Supplied material >>
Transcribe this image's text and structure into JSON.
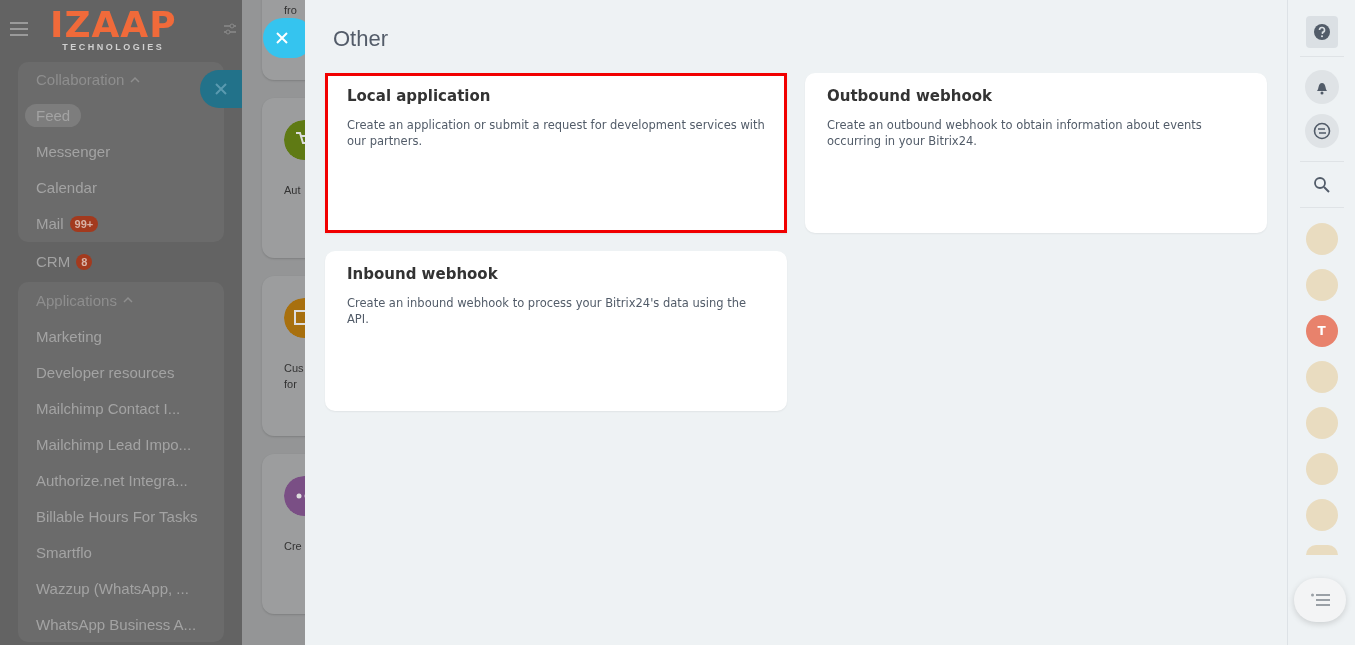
{
  "logo": {
    "name": "IZAAP",
    "tagline": "TECHNOLOGIES"
  },
  "menu": [
    {
      "kind": "group",
      "title": "Collaboration",
      "expanded": true,
      "items": [
        {
          "label": "Feed",
          "selected": true
        },
        {
          "label": "Messenger",
          "selected": false
        },
        {
          "label": "Calendar",
          "selected": false
        },
        {
          "label": "Mail",
          "selected": false,
          "badge": "99+"
        }
      ]
    },
    {
      "kind": "item",
      "label": "CRM",
      "selected": false,
      "badge": "8"
    },
    {
      "kind": "group",
      "title": "Applications",
      "expanded": true,
      "items": [
        {
          "label": "Marketing",
          "selected": false
        },
        {
          "label": "Developer resources",
          "selected": false
        },
        {
          "label": "Mailchimp Contact I...",
          "selected": false
        },
        {
          "label": "Mailchimp Lead Impo...",
          "selected": false
        },
        {
          "label": "Authorize.net Integra...",
          "selected": false
        },
        {
          "label": "Billable Hours For Tasks",
          "selected": false
        },
        {
          "label": "Smartflo",
          "selected": false
        },
        {
          "label": "Wazzup (WhatsApp, ...",
          "selected": false
        },
        {
          "label": "WhatsApp Business A...",
          "selected": false
        }
      ]
    }
  ],
  "back_cards": [
    {
      "kind": "text",
      "lines": [
        "fro"
      ]
    },
    {
      "kind": "cart",
      "color": "#5f7a14",
      "lines": [
        "Aut"
      ]
    },
    {
      "kind": "screen",
      "color": "#a8700e",
      "lines": [
        "Cus",
        "for"
      ]
    },
    {
      "kind": "dots",
      "color": "#7a4f85",
      "lines": [
        "Cre"
      ]
    }
  ],
  "panel": {
    "title": "Other",
    "cards": [
      {
        "title": "Local application",
        "description": "Create an application or submit a request for development services with our partners.",
        "highlighted": true
      },
      {
        "title": "Outbound webhook",
        "description": "Create an outbound webhook to obtain information about events occurring in your Bitrix24.",
        "highlighted": false
      },
      {
        "title": "Inbound webhook",
        "description": "Create an inbound webhook to process your Bitrix24's data using the API.",
        "highlighted": false
      }
    ]
  },
  "right_bar": [
    {
      "kind": "help"
    },
    {
      "kind": "divider"
    },
    {
      "kind": "bell"
    },
    {
      "kind": "chat"
    },
    {
      "kind": "divider"
    },
    {
      "kind": "search"
    },
    {
      "kind": "divider"
    },
    {
      "kind": "avatar"
    },
    {
      "kind": "avatar"
    },
    {
      "kind": "letter",
      "letter": "T",
      "color": "#e8826c"
    },
    {
      "kind": "avatar"
    },
    {
      "kind": "avatar"
    },
    {
      "kind": "avatar"
    },
    {
      "kind": "avatar"
    },
    {
      "kind": "avatar_cut"
    }
  ]
}
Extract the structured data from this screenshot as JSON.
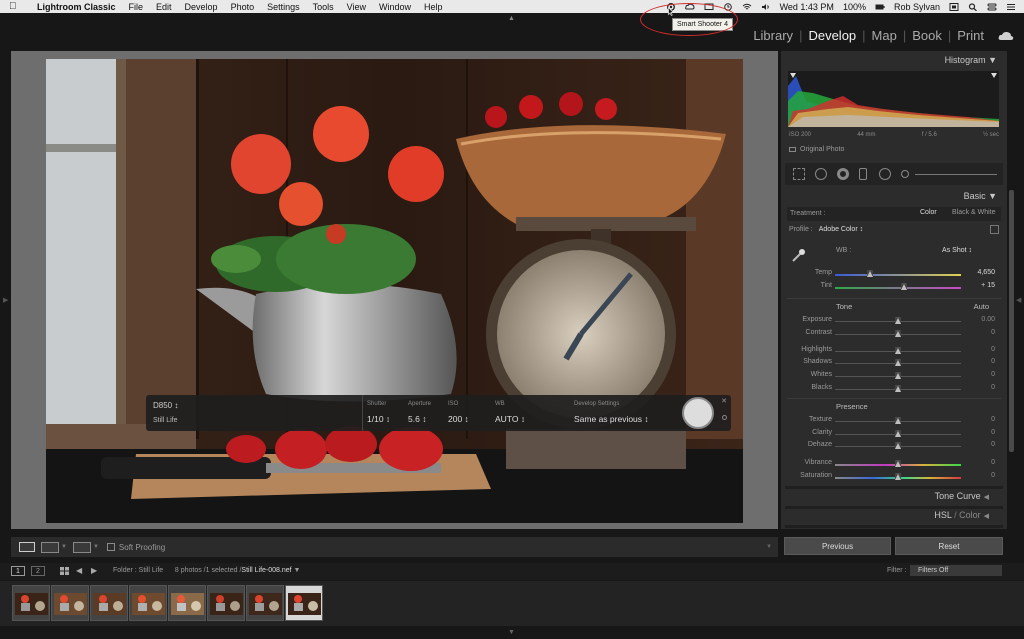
{
  "menubar": {
    "app": "Lightroom Classic",
    "items": [
      "File",
      "Edit",
      "Develop",
      "Photo",
      "Settings",
      "Tools",
      "View",
      "Window",
      "Help"
    ],
    "clock": "Wed 1:43 PM",
    "battery": "100%",
    "user": "Rob Sylvan"
  },
  "tooltip": "Smart Shooter 4",
  "modules": [
    "Library",
    "Develop",
    "Map",
    "Book",
    "Print"
  ],
  "active_module": "Develop",
  "hud": {
    "camera": "D850",
    "session": "Still Life",
    "shutter_label": "Shutter",
    "shutter": "1/10",
    "aperture_label": "Aperture",
    "aperture": "5.6",
    "iso_label": "ISO",
    "iso": "200",
    "wb_label": "WB",
    "wb": "AUTO",
    "dev_label": "Develop Settings",
    "dev": "Same as previous"
  },
  "toolbar": {
    "soft_proofing": "Soft Proofing"
  },
  "histogram": {
    "title": "Histogram",
    "iso": "ISO 200",
    "focal": "44 mm",
    "aperture": "f / 5.6",
    "shutter": "½ sec",
    "original": "Original Photo"
  },
  "basic": {
    "title": "Basic",
    "treatment_label": "Treatment :",
    "color": "Color",
    "bw": "Black & White",
    "profile_label": "Profile :",
    "profile_value": "Adobe Color",
    "wb_label": "WB :",
    "wb_value": "As Shot",
    "temp_label": "Temp",
    "temp_value": "4,650",
    "tint_label": "Tint",
    "tint_value": "+ 15",
    "tone_label": "Tone",
    "auto": "Auto",
    "exposure_label": "Exposure",
    "exposure_value": "0.00",
    "contrast_label": "Contrast",
    "contrast_value": "0",
    "highlights_label": "Highlights",
    "highlights_value": "0",
    "shadows_label": "Shadows",
    "shadows_value": "0",
    "whites_label": "Whites",
    "whites_value": "0",
    "blacks_label": "Blacks",
    "blacks_value": "0",
    "presence_label": "Presence",
    "texture_label": "Texture",
    "texture_value": "0",
    "clarity_label": "Clarity",
    "clarity_value": "0",
    "dehaze_label": "Dehaze",
    "dehaze_value": "0",
    "vibrance_label": "Vibrance",
    "vibrance_value": "0",
    "saturation_label": "Saturation",
    "saturation_value": "0"
  },
  "panels": {
    "tone_curve": "Tone Curve",
    "hsl": "HSL",
    "hsl_sep": " / ",
    "hsl_color": "Color"
  },
  "buttons": {
    "previous": "Previous",
    "reset": "Reset"
  },
  "filmstrip": {
    "page1": "1",
    "page2": "2",
    "folder": "Folder : Still Life",
    "count": "8 photos /1 selected /",
    "file": "Still Life-008.nef",
    "filter_label": "Filter :",
    "filter_value": "Filters Off"
  }
}
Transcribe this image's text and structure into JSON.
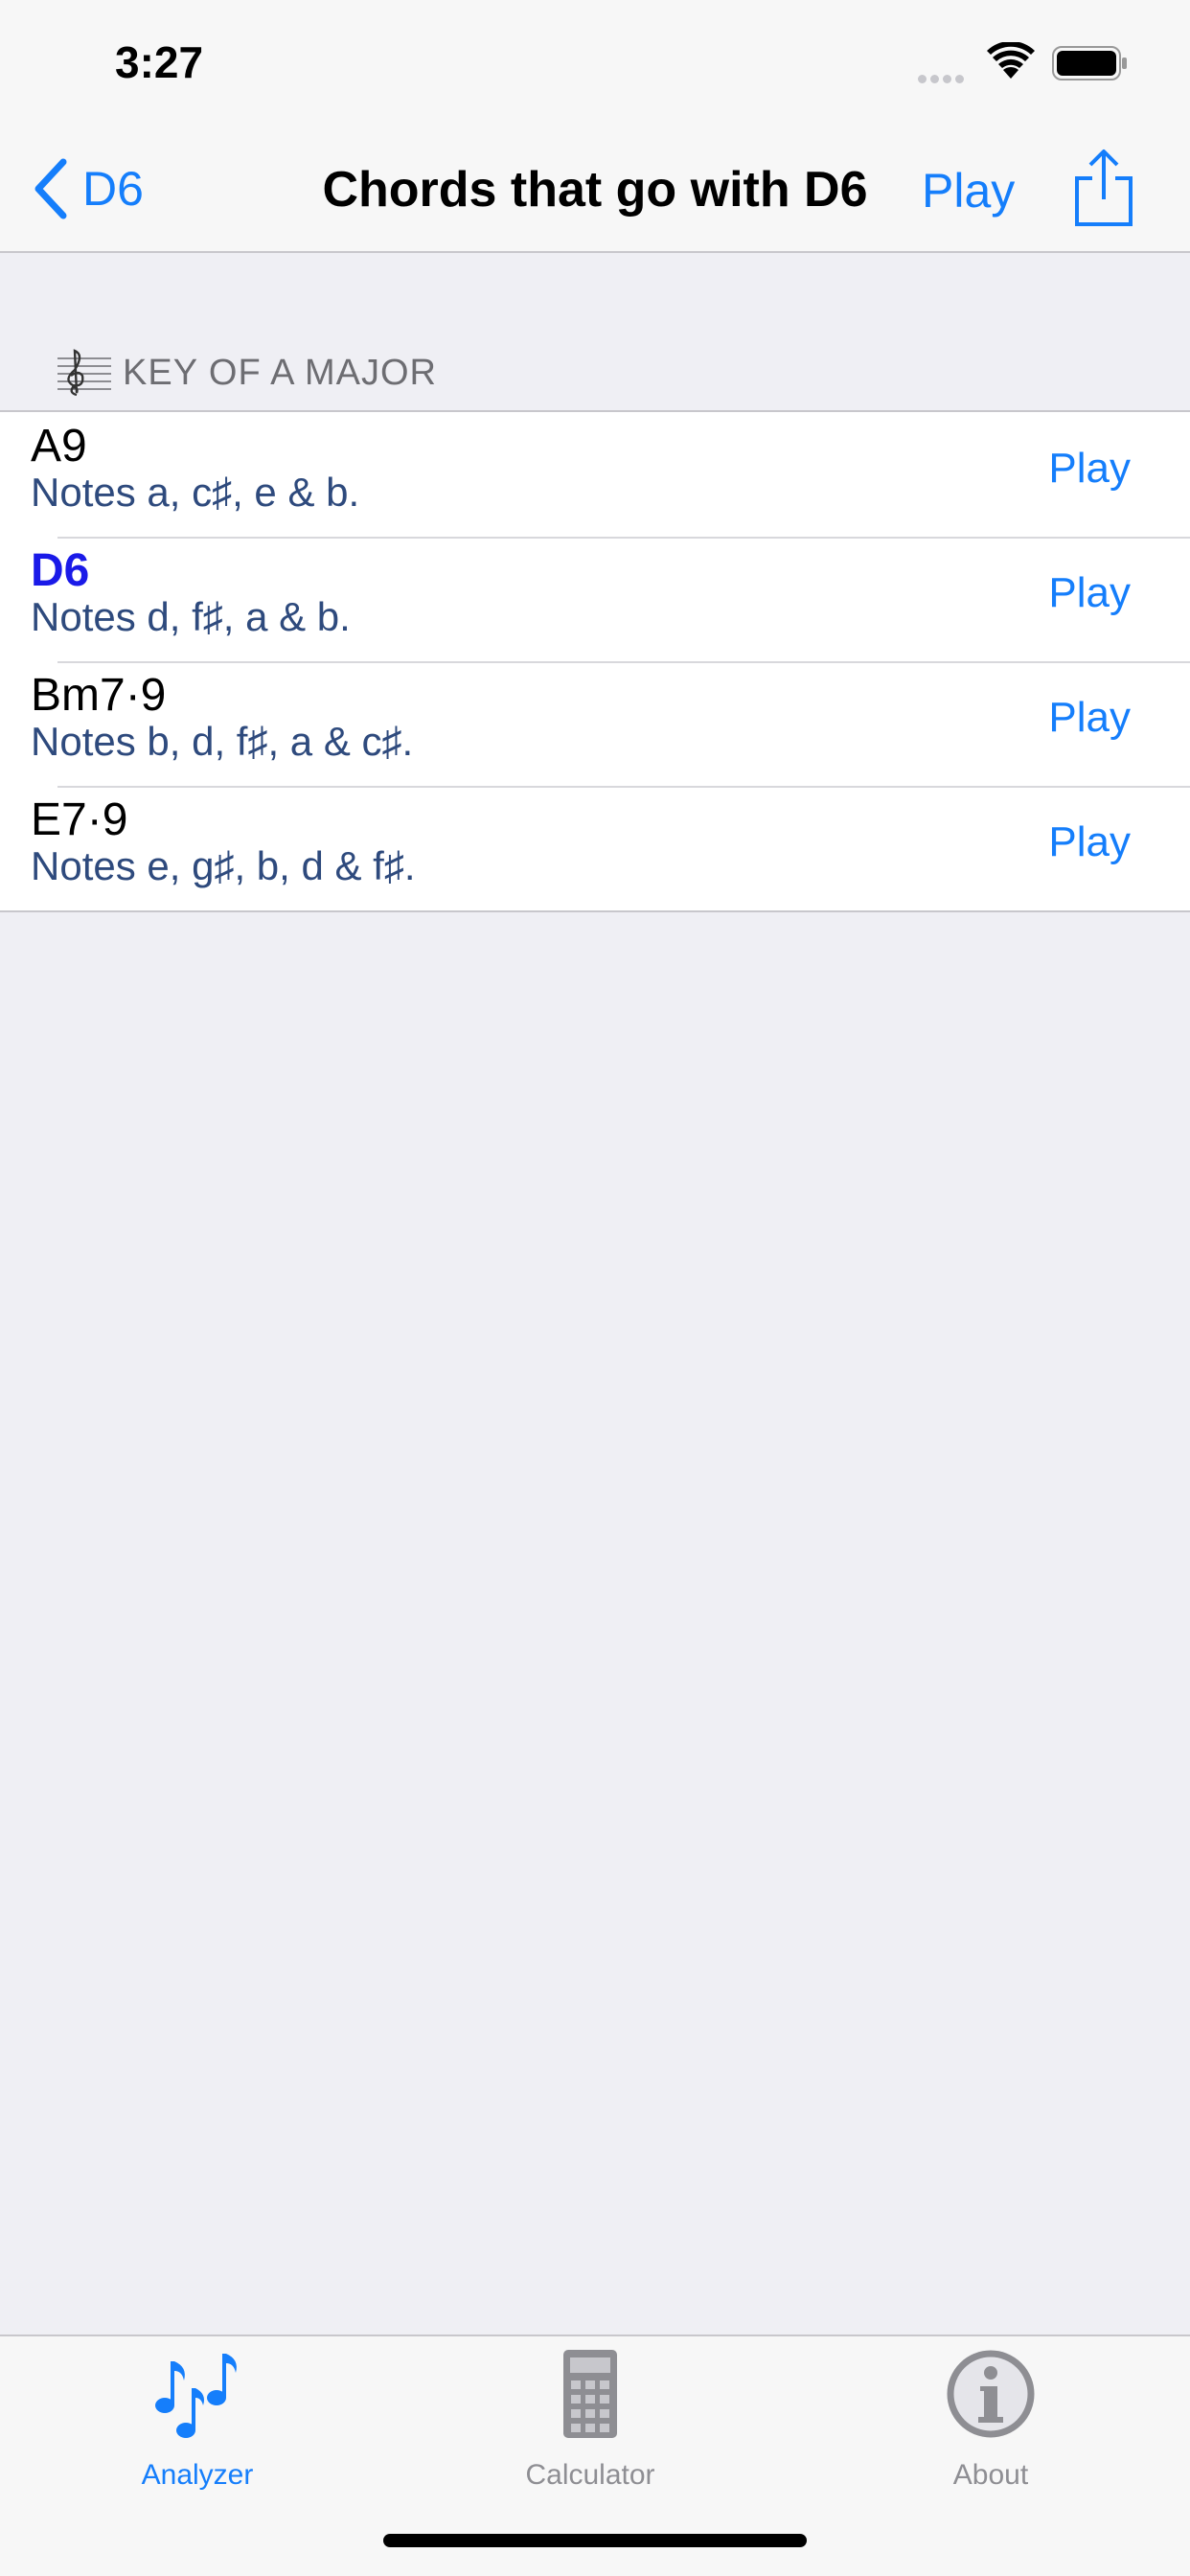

Goal of the exercise >>
From the listing above, print every entry precisely and drop the pictures.

Result of this task >>
Transcribe this image's text and structure into JSON.
{
  "logo": {
    "name": "IZAAP",
    "tagline": "TECHNOLOGIES"
  },
  "menu": [
    {
      "kind": "group",
      "title": "Collaboration",
      "expanded": true,
      "items": [
        {
          "label": "Feed",
          "selected": true
        },
        {
          "label": "Messenger",
          "selected": false
        },
        {
          "label": "Calendar",
          "selected": false
        },
        {
          "label": "Mail",
          "selected": false,
          "badge": "99+"
        }
      ]
    },
    {
      "kind": "item",
      "label": "CRM",
      "selected": false,
      "badge": "8"
    },
    {
      "kind": "group",
      "title": "Applications",
      "expanded": true,
      "items": [
        {
          "label": "Marketing",
          "selected": false
        },
        {
          "label": "Developer resources",
          "selected": false
        },
        {
          "label": "Mailchimp Contact I...",
          "selected": false
        },
        {
          "label": "Mailchimp Lead Impo...",
          "selected": false
        },
        {
          "label": "Authorize.net Integra...",
          "selected": false
        },
        {
          "label": "Billable Hours For Tasks",
          "selected": false
        },
        {
          "label": "Smartflo",
          "selected": false
        },
        {
          "label": "Wazzup (WhatsApp, ...",
          "selected": false
        },
        {
          "label": "WhatsApp Business A...",
          "selected": false
        }
      ]
    }
  ],
  "back_cards": [
    {
      "kind": "text",
      "lines": [
        "fro"
      ]
    },
    {
      "kind": "cart",
      "color": "#5f7a14",
      "lines": [
        "Aut"
      ]
    },
    {
      "kind": "screen",
      "color": "#a8700e",
      "lines": [
        "Cus",
        "for"
      ]
    },
    {
      "kind": "dots",
      "color": "#7a4f85",
      "lines": [
        "Cre"
      ]
    }
  ],
  "panel": {
    "title": "Other",
    "cards": [
      {
        "title": "Local application",
        "description": "Create an application or submit a request for development services with our partners.",
        "highlighted": true
      },
      {
        "title": "Outbound webhook",
        "description": "Create an outbound webhook to obtain information about events occurring in your Bitrix24.",
        "highlighted": false
      },
      {
        "title": "Inbound webhook",
        "description": "Create an inbound webhook to process your Bitrix24's data using the API.",
        "highlighted": false
      }
    ]
  },
  "right_bar": [
    {
      "kind": "help"
    },
    {
      "kind": "divider"
    },
    {
      "kind": "bell"
    },
    {
      "kind": "chat"
    },
    {
      "kind": "divider"
    },
    {
      "kind": "search"
    },
    {
      "kind": "divider"
    },
    {
      "kind": "avatar"
    },
    {
      "kind": "avatar"
    },
    {
      "kind": "letter",
      "letter": "T",
      "color": "#e8826c"
    },
    {
      "kind": "avatar"
    },
    {
      "kind": "avatar"
    },
    {
      "kind": "avatar"
    },
    {
      "kind": "avatar"
    },
    {
      "kind": "avatar_cut"
    }
  ]
}
Extract the structured data from this screenshot as JSON.
{
  "menubar": {
    "app": "Lightroom Classic",
    "items": [
      "File",
      "Edit",
      "Develop",
      "Photo",
      "Settings",
      "Tools",
      "View",
      "Window",
      "Help"
    ],
    "clock": "Wed 1:43 PM",
    "battery": "100%",
    "user": "Rob Sylvan"
  },
  "tooltip": "Smart Shooter 4",
  "modules": [
    "Library",
    "Develop",
    "Map",
    "Book",
    "Print"
  ],
  "active_module": "Develop",
  "hud": {
    "camera": "D850",
    "session": "Still Life",
    "shutter_label": "Shutter",
    "shutter": "1/10",
    "aperture_label": "Aperture",
    "aperture": "5.6",
    "iso_label": "ISO",
    "iso": "200",
    "wb_label": "WB",
    "wb": "AUTO",
    "dev_label": "Develop Settings",
    "dev": "Same as previous"
  },
  "toolbar": {
    "soft_proofing": "Soft Proofing"
  },
  "histogram": {
    "title": "Histogram",
    "iso": "ISO 200",
    "focal": "44 mm",
    "aperture": "f / 5.6",
    "shutter": "½ sec",
    "original": "Original Photo"
  },
  "basic": {
    "title": "Basic",
    "treatment_label": "Treatment :",
    "color": "Color",
    "bw": "Black & White",
    "profile_label": "Profile :",
    "profile_value": "Adobe Color",
    "wb_label": "WB :",
    "wb_value": "As Shot",
    "temp_label": "Temp",
    "temp_value": "4,650",
    "tint_label": "Tint",
    "tint_value": "+ 15",
    "tone_label": "Tone",
    "auto": "Auto",
    "exposure_label": "Exposure",
    "exposure_value": "0.00",
    "contrast_label": "Contrast",
    "contrast_value": "0",
    "highlights_label": "Highlights",
    "highlights_value": "0",
    "shadows_label": "Shadows",
    "shadows_value": "0",
    "whites_label": "Whites",
    "whites_value": "0",
    "blacks_label": "Blacks",
    "blacks_value": "0",
    "presence_label": "Presence",
    "texture_label": "Texture",
    "texture_value": "0",
    "clarity_label": "Clarity",
    "clarity_value": "0",
    "dehaze_label": "Dehaze",
    "dehaze_value": "0",
    "vibrance_label": "Vibrance",
    "vibrance_value": "0",
    "saturation_label": "Saturation",
    "saturation_value": "0"
  },
  "panels": {
    "tone_curve": "Tone Curve",
    "hsl": "HSL",
    "hsl_sep": " / ",
    "hsl_color": "Color"
  },
  "buttons": {
    "previous": "Previous",
    "reset": "Reset"
  },
  "filmstrip": {
    "page1": "1",
    "page2": "2",
    "folder": "Folder : Still Life",
    "count": "8 photos /1 selected /",
    "file": "Still Life-008.nef",
    "filter_label": "Filter :",
    "filter_value": "Filters Off"
  }
}
Transcribe this image's text and structure into JSON.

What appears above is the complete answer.